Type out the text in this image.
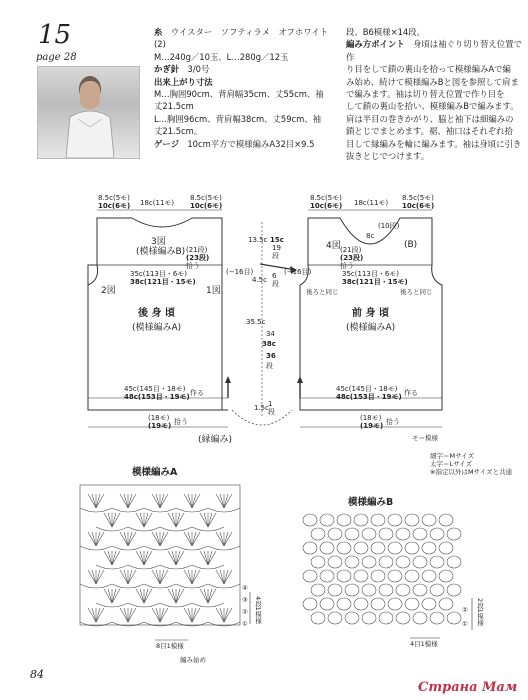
15
page 28
糸　 ウイスター　ソフティラメ　オフホワイト
(2)
M…240g／10玉、L…280g／12玉
かぎ針　 3/0号
出来上がり寸法
M…胸囲90cm、背肩幅35cm、丈55cm、袖
丈21.5cm
L…胸囲96cm、背肩幅38cm、丈59cm、袖
丈21.5cm。
ゲージ　 10cm平方で模様編みA32目×9.5
段、B6模様×14段。
編み方ポイント　 身頃は袖ぐり切り替え位置で作
り目をして鎖の裏山を拾って模様編みAで編
み始め、続けて模様編みBと図を参照して肩ま
で編みます。袖は切り替え位置で作り目を
して鎖の裏山を拾い、模様編みBで編みます。
肩は半目の巻きかがり、脇と袖下は細編みの
鎖とじでまとめます。裾、袖口はそれぞれ拾
目して縁編みを輪に編みます。袖は身頃に引き
抜きとじでつけます。
8.5c(5モ)
10c(6モ) 18c(11モ)
8.5c(5モ)
10c(6モ)
3図
(模様編みB) (21段)
(23段)
拾う
35c(113目・6モ)
38c(121目・15モ)
(−16目)
2図	1図
後 身 頃
(模様編みA)
45c(145目・18モ)
48c(153目・19モ) 作る
(18モ)
(19モ) 拾う
(縁編み)
13.5c 15c
19
段
4.5c 6
段
35.5c
38c
34
36
段
1.5c 1
段
8.5c(5モ)
10c(6モ) 18c(11モ)
8.5c(5モ)
10c(6モ)
8c
(10段)
4図	(B)
(21段)
(23段)
拾う
35c(113目・6モ)
38c(121目・15モ)
(−16目)
後ろと同じ	後ろと同じ
前 身 頃
(模様編みA)
45c(145目・18モ)
48c(153目・19モ) 作る
(18モ)
(19モ) 拾う
モ＝模様
細字＝Mサイズ
太字＝Lサイズ
※指定以外はMサイズと共通
模様編みA
④
③
②
①
4段1模様
8目1模様
編み始め
模様編みB
②
① 2段1模様
4目1模様
84
Страна Мам
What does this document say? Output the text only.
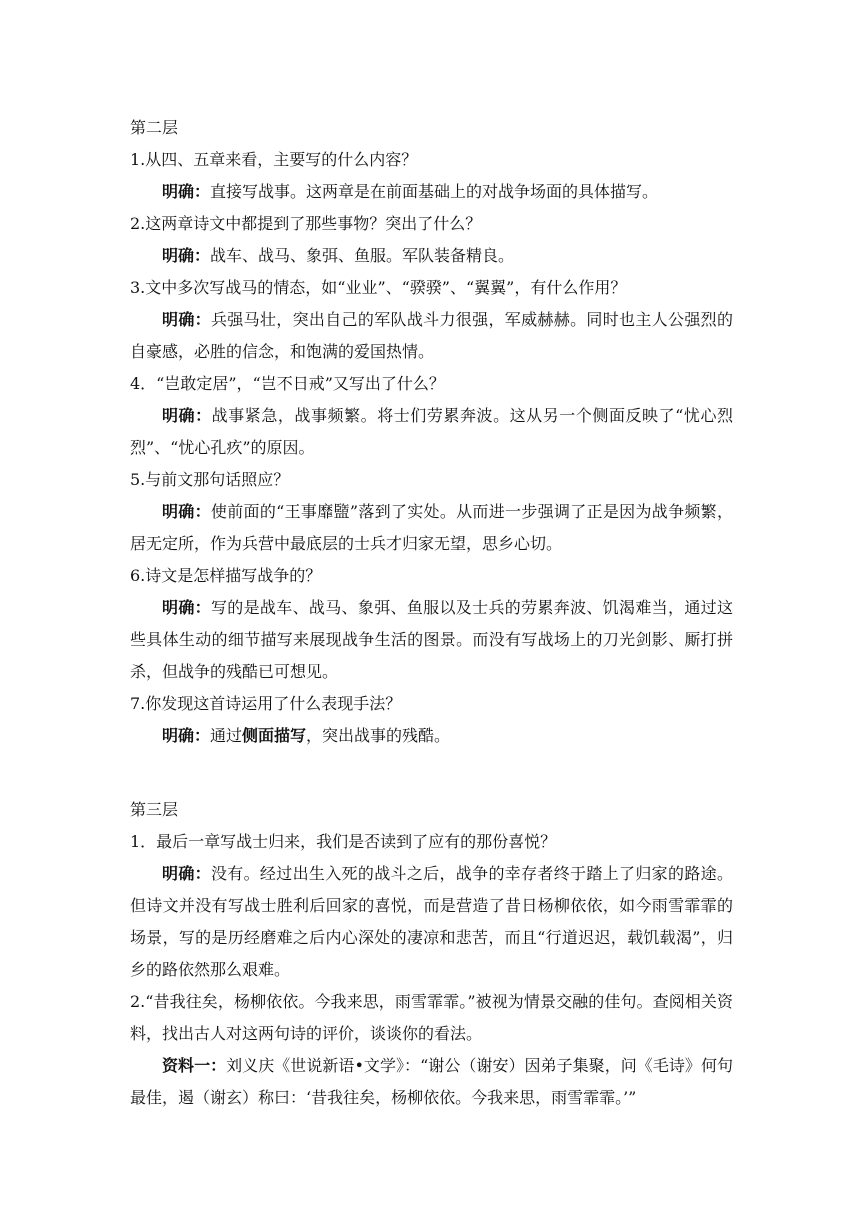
第二层
1.从四、五章来看，主要写的什么内容？
明确：直接写战事。这两章是在前面基础上的对战争场面的具体描写。
2.这两章诗文中都提到了那些事物？突出了什么？
明确：战车、战马、象弭、鱼服。军队装备精良。
3.文中多次写战马的情态，如“业业”、“骙骙”、“翼翼”，有什么作用？
明确：兵强马壮，突出自己的军队战斗力很强，军威赫赫。同时也主人公强烈的自豪感，必胜的信念，和饱满的爱国热情。
4．“岂敢定居”，“岂不日戒”又写出了什么？
明确：战事紧急，战事频繁。将士们劳累奔波。这从另一个侧面反映了“忧心烈烈”、“忧心孔疚”的原因。
5.与前文那句话照应？
明确：使前面的“王事靡盬”落到了实处。从而进一步强调了正是因为战争频繁，居无定所，作为兵营中最底层的士兵才归家无望，思乡心切。
6.诗文是怎样描写战争的？
明确：写的是战车、战马、象弭、鱼服以及士兵的劳累奔波、饥渴难当，通过这些具体生动的细节描写来展现战争生活的图景。而没有写战场上的刀光剑影、厮打拼杀，但战争的残酷已可想见。
7.你发现这首诗运用了什么表现手法？
明确：通过侧面描写，突出战事的残酷。
第三层
1．最后一章写战士归来，我们是否读到了应有的那份喜悦？
明确：没有。经过出生入死的战斗之后，战争的幸存者终于踏上了归家的路途。但诗文并没有写战士胜利后回家的喜悦，而是营造了昔日杨柳依依，如今雨雪霏霏的场景，写的是历经磨难之后内心深处的凄凉和悲苦，而且“行道迟迟，载饥载渴”，归乡的路依然那么艰难。
2.“昔我往矣，杨柳依依。今我来思，雨雪霏霏。”被视为情景交融的佳句。查阅相关资料，找出古人对这两句诗的评价，谈谈你的看法。
资料一：刘义庆《世说新语•文学》：“谢公（谢安）因弟子集聚，问《毛诗》何句最佳，遏（谢玄）称曰：‘昔我往矣，杨柳依依。今我来思，雨雪霏霏。’”
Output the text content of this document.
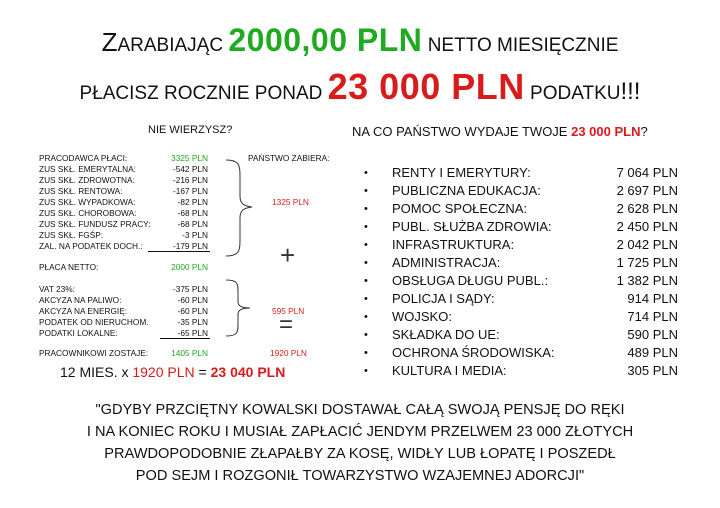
ZARABIAJĄC 2000,00 PLN NETTO MIESIĘCZNIE
PŁACISZ ROCZNIE PONAD 23 000 PLN PODATKU!!!
NIE WIERZYSZ?
PAŃSTWO ZABIERA:
PRACODAWCA PŁACI:	3325 PLN
ZUS SKŁ. EMERYTALNA:	-542 PLN
ZUS SKŁ. ZDROWOTNA:	-216 PLN
ZUS SKŁ. RENTOWA:	-167 PLN
ZUS SKŁ. WYPADKOWA:	-82 PLN
ZUS SKŁ. CHOROBOWA:	-68 PLN
ZUS SKŁ. FUNDUSZ PRACY:	-68 PLN
ZUS SKŁ. FGŚP:	-3 PLN
ZAL. NA PODATEK DOCH.:	-179 PLN
1325 PLN
PŁACA NETTO:	2000 PLN	+
VAT 23%:	-375 PLN
AKCYZA NA PALIWO:	-60 PLN
AKCYZA NA ENERGIĘ:	-60 PLN
PODATEK OD NIERUCHOM.	-35 PLN
PODATKI LOKALNE:	-65 PLN
595 PLN
=
PRACOWNIKOWI ZOSTAJE:	1405 PLN	1920 PLN
12 MIES. x 1920 PLN = 23 040 PLN
NA CO PAŃSTWO WYDAJE TWOJE 23 000 PLN?
• RENTY I EMERYTURY:	7 064 PLN
• PUBLICZNA EDUKACJA:	2 697 PLN
• POMOC SPOŁECZNA:	2 628 PLN
• PUBL. SŁUŻBA ZDROWIA:	2 450 PLN
• INFRASTRUKTURA:	2 042 PLN
• ADMINISTRACJA:	1 725 PLN
• OBSŁUGA DŁUGU PUBL.:	1 382 PLN
• POLICJA I SĄDY:	914 PLN
• WOJSKO:	714 PLN
• SKŁADKA DO UE:	590 PLN
• OCHRONA ŚRODOWISKA:	489 PLN
• KULTURA I MEDIA:	305 PLN
"GDYBY PRZCIĘTNY KOWALSKI DOSTAWAŁ CAŁĄ SWOJĄ PENSJĘ DO RĘKI
I NA KONIEC ROKU I MUSIAŁ ZAPŁACIĆ JENDYM PRZELWEM 23 000 ZŁOTYCH
PRAWDOPODOBNIE ZŁAPAŁBY ZA KOSĘ, WIDŁY LUB ŁOPATĘ I POSZEDŁ
POD SEJM I ROZGONIŁ TOWARZYSTWO WZAJEMNEJ ADORCJI"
* * * * * * *
● **Exercise task**
Of the lines in the data above, how many contain the word "昔我往矣"? Give only that figure.

● **Solution for this task**
2